**Extrahierter Text**
┄┄┄┄┄┄

Auf Bundesebene regelt das Bundesgleichstellungsgesetz, dass in öffentlichen Institutionen nur Frauen das Amt der Gleichstellungsbeauftragten bekleiden dürfen. Auf Länderebene sieht das teilweise anders aus: Neben Thüringen und Bayern ist es seit 2015 auch in Hamburg möglich, als Mann das Amt der Gleichstellungsbe- auftragten zu bekleiden. Begründet wird das vor allem damit, dass hierdurch Männer besser in die Ziele des Gleichstellungsgesetzes eingebunden werden. Aber müssen Männer wirklich eine weitere Position bekleiden, um sich für mehr Gleichstellung am Arbeitsplatz einzusetzen?
Aufstand der Empörten
Immer wieder müssen sich die Gerichte auf Länderebene damit beschäftigen, ob es zulässig ist, dass nur Frauen zur Gleichstellungsbeauftragten gewählt oder bestellt werden dürfen: So bewarb sich 2017 ein Jurist in Schleswig-Holstein auf die Stelle einer kommunalen Gleichstellungsbeauftragten. Er bekam für die Stelle eine Absage. Diese wollte er jedoch nicht hinnehmen und klagte auf Entschädigung. In der Begründung führte er an, dass er aufgrund seines Geschlechts diskriminiert worden sei.
Im gleichen Jahr gab es in Mecklenburg-Vorpommern ein ähnliches Gerichtsverfahren. Darin beschwerte sich ein Landesbeamter, dass er nicht das Amt der Gleichstellungsbeauftragten bekleiden dürfe. Hier wurde das Argument vorgebracht: Wenn der Mann nicht das klassische Rollenbild als Vollzeitverdiener und Ernährer der Familie erfülle, sei er für Fragen der Gleichstellung sensibilisiert und somit für das Amt der Gleichstellungsbeauftragten geeignet.
In beiden Fällen verteidigten die Gerichte jedoch die Regelung, dass nur Frauen Gleichstellungsbeauftragte werden dürfen.
Diskriminierung des Mannes?
Überall dort, wo Frauen einen Posten bekleiden, von dem Männer von vornherein ausgeschlossen sind, beklagen diese eine aktive Benachteiligung. Von der taz, die tageszeitung (Gesterkamp 2017) bis zur Frankfurter Allgemeinen Zeitung (Smolka 2019) sorgten deshalb die oben beschriebenen gerichtlichen Entscheidungen für einen Aufschrei unter männlichen Kommentatoren. So hieß es beispielsweise, dass Männer davon ausgeschlossen würden, sich für mehr Gleichstellung einzusetzen, wenn ihnen verwehrt bleibe, das Amt der Gleichstellungsbeauftragten zu bekleiden.

┄┄┄┄┄┄

**Bereitgestellte Auflistung**
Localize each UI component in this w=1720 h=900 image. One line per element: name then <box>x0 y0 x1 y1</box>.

┄┄┄┄┄┄

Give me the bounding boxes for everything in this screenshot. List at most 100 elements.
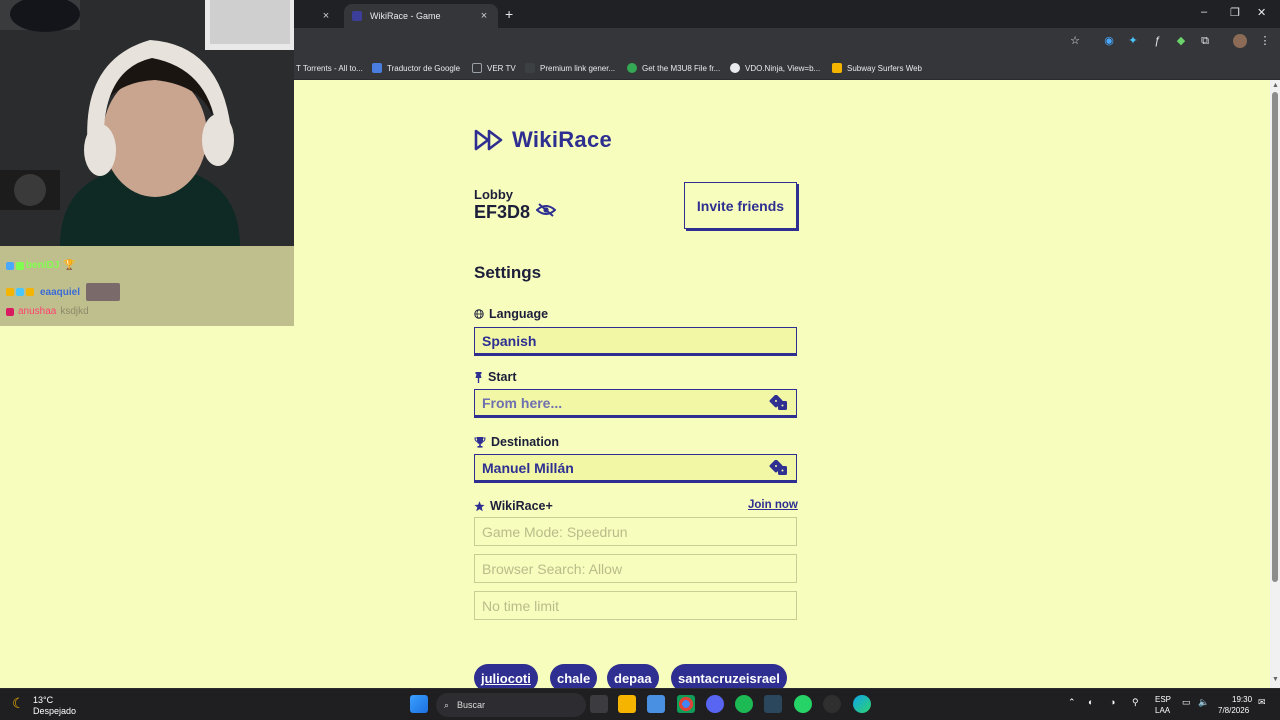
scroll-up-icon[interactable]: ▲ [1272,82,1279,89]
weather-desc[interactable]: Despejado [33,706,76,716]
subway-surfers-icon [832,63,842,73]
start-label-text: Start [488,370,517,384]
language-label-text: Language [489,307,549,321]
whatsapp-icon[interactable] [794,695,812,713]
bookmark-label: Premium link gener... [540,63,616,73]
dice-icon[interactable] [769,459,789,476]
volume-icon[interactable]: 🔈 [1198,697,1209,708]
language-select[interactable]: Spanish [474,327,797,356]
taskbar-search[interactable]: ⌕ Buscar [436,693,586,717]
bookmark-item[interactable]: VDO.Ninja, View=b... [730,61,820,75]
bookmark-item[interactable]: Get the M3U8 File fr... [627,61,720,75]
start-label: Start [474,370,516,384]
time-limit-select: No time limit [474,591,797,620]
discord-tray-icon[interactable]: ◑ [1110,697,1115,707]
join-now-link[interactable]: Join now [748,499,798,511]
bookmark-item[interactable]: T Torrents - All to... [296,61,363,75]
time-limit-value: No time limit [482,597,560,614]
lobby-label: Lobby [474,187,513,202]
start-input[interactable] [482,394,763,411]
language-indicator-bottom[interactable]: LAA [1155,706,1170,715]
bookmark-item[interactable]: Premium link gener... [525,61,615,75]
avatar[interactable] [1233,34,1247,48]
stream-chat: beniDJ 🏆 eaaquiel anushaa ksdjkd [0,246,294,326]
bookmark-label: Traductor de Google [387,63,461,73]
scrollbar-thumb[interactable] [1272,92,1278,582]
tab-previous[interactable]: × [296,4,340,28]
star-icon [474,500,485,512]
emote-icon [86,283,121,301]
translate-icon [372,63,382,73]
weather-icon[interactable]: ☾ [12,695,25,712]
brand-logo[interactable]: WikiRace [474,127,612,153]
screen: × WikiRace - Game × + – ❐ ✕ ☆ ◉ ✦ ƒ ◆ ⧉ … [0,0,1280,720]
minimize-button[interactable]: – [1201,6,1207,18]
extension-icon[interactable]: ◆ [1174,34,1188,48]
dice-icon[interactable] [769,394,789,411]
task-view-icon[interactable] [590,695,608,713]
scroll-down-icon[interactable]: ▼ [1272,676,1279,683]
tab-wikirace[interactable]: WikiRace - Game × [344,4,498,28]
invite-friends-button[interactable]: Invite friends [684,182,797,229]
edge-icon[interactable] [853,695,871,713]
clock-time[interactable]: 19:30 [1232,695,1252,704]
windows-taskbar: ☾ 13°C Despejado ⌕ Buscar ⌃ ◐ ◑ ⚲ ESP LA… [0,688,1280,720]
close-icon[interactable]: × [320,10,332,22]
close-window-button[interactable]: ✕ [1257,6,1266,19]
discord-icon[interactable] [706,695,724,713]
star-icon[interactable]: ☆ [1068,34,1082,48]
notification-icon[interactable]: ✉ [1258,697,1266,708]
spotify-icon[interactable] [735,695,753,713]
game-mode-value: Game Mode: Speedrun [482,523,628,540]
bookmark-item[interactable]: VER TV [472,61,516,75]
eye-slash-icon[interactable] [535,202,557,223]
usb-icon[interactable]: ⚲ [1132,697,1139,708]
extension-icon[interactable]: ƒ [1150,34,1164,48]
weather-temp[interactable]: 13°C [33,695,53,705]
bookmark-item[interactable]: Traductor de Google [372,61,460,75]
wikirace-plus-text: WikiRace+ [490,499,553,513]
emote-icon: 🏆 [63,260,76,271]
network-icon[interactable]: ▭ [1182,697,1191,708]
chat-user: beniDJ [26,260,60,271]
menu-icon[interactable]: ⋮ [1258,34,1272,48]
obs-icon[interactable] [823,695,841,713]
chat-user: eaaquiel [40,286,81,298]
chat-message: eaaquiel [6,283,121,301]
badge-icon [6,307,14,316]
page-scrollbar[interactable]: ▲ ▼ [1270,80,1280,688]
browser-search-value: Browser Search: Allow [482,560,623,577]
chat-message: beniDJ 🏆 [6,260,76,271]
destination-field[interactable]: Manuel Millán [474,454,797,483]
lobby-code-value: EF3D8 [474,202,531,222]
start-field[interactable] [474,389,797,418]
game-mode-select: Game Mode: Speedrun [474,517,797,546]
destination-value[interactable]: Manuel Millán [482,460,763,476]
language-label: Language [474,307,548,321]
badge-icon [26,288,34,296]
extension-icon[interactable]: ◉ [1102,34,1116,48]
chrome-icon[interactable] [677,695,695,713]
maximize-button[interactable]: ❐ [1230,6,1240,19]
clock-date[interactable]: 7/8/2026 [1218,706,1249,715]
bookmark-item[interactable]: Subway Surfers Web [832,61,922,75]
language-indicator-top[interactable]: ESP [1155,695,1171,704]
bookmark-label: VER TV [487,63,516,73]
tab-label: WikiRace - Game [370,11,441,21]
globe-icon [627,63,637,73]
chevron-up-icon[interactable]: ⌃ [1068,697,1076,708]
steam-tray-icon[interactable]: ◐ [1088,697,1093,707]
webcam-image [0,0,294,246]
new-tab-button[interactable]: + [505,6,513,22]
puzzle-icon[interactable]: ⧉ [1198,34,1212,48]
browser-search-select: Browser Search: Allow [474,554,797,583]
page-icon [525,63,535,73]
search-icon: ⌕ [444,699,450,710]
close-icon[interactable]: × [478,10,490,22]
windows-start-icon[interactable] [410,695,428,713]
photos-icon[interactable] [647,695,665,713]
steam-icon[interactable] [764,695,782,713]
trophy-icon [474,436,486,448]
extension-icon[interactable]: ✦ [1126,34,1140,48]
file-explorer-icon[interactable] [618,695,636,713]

┄┄┄┄┄┄

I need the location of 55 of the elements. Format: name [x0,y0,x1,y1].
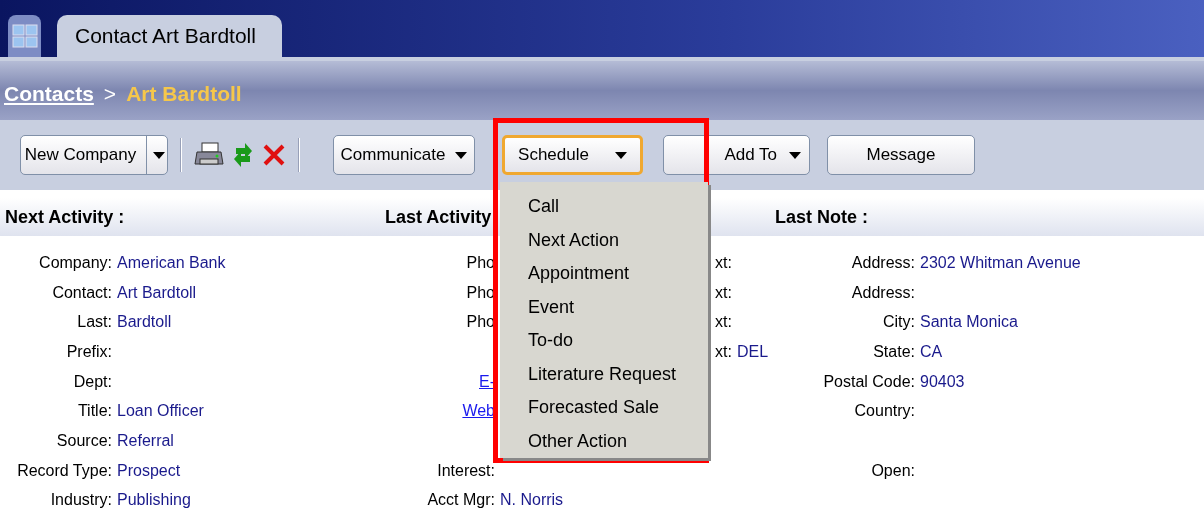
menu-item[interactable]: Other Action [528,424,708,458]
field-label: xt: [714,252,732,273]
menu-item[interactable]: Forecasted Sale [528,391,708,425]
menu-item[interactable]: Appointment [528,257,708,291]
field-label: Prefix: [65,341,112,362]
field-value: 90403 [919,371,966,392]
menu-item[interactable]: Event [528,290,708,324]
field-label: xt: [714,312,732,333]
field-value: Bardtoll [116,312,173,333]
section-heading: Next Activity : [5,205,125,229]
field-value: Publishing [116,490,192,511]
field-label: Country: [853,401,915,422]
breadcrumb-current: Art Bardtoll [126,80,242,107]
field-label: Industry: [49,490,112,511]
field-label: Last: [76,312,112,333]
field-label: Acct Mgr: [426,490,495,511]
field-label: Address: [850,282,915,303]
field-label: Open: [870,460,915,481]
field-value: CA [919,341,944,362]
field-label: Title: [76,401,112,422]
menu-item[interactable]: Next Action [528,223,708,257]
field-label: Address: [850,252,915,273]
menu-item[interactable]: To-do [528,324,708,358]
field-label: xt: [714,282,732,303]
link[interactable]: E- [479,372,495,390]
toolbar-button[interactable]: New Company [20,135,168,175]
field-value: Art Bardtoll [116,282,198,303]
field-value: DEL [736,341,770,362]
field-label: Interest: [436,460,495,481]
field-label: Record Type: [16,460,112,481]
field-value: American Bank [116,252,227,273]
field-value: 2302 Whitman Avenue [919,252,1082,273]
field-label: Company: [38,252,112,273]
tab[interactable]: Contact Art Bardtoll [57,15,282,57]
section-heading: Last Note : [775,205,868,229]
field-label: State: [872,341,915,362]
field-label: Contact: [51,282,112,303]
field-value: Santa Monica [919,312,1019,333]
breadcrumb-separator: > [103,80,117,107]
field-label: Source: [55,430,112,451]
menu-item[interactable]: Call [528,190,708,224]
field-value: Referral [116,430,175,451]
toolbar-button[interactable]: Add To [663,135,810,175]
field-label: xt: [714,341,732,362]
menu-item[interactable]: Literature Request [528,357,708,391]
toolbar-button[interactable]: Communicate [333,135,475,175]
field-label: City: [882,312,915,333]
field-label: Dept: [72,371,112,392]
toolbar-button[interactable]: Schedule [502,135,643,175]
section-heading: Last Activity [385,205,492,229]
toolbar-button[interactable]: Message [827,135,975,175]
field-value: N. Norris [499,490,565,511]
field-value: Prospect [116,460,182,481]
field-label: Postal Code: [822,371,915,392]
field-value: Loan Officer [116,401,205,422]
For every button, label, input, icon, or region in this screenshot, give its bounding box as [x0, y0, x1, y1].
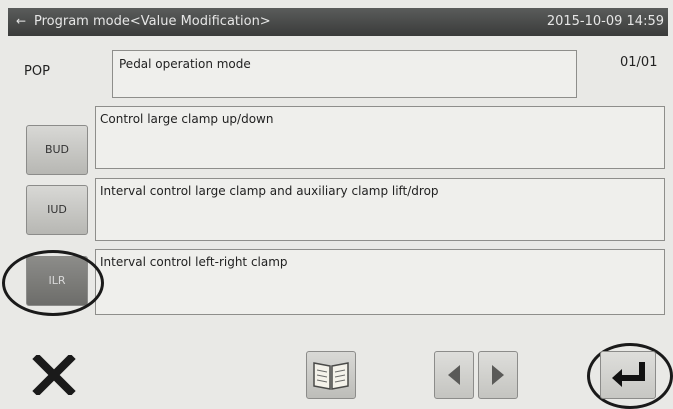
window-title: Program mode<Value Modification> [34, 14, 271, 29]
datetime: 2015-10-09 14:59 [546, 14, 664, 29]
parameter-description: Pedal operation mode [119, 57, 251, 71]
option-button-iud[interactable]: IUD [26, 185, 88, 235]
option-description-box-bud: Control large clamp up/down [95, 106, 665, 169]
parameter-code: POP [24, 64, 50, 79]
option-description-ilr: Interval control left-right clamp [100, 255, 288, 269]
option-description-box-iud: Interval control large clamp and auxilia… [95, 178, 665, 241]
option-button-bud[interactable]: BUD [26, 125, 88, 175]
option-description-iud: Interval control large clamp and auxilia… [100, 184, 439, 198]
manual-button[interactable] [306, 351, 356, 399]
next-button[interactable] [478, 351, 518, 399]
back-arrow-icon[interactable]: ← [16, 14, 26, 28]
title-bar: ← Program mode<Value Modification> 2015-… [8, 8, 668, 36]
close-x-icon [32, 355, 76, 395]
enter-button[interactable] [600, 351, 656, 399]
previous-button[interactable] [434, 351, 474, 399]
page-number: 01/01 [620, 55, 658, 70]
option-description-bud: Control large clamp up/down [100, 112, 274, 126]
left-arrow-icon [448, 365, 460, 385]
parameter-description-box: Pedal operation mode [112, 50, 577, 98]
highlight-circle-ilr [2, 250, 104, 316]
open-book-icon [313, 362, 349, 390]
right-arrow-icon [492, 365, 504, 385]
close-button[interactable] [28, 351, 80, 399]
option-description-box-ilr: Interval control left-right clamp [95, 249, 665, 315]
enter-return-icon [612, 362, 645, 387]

┄┄┄┄┄┄

**Aufgabenstellung**
Schreibe den Text über Gleichstellungsbeauftragte im Anschluss an seinen letzten Satz weiter. Die Auflistung ist eigenständiges Material und gehört nicht zum Text über Gleichstellungsbeauftragte.

**Lösung**
Manche Kommentatoren behaupteten sogar, dass es sich bei dem Gleichstellungsgesetz doch weiterhin nur um ein Gesetz der Frauenförderung handle. So schrieb Jost Müller-Neuhof 2017 im Tagesspiegel, dass es doch nicht darum gehen könne, die Nachteile der einen zu beseitigen, sondern darum, Vorteile für alle zu schaffen. Weiter führt er aus, dass es Männern im Gegensatz zu Frauen vielleicht an Einfühlsamkeit mangele, doch im Verhandeln von Interessen seien sie knallhart. Von dieser Fähigkeit würden dann doch auch Frauen profitieren, wenn Männer das Amt der Gleichstellungsbeauftragten bekleideten.
Überall dort, wo Frauenförderprogramme entstehen, ist der Vorwurf der Diskriminierung von Männern nicht weit, wie beispielsweise bei der Frauenquote. Dabei hat sich bisher gezeigt, dass sich ohne eine gezielte Förderung die strukturelle Diskriminierung von Frauen nicht beseitigen lässt.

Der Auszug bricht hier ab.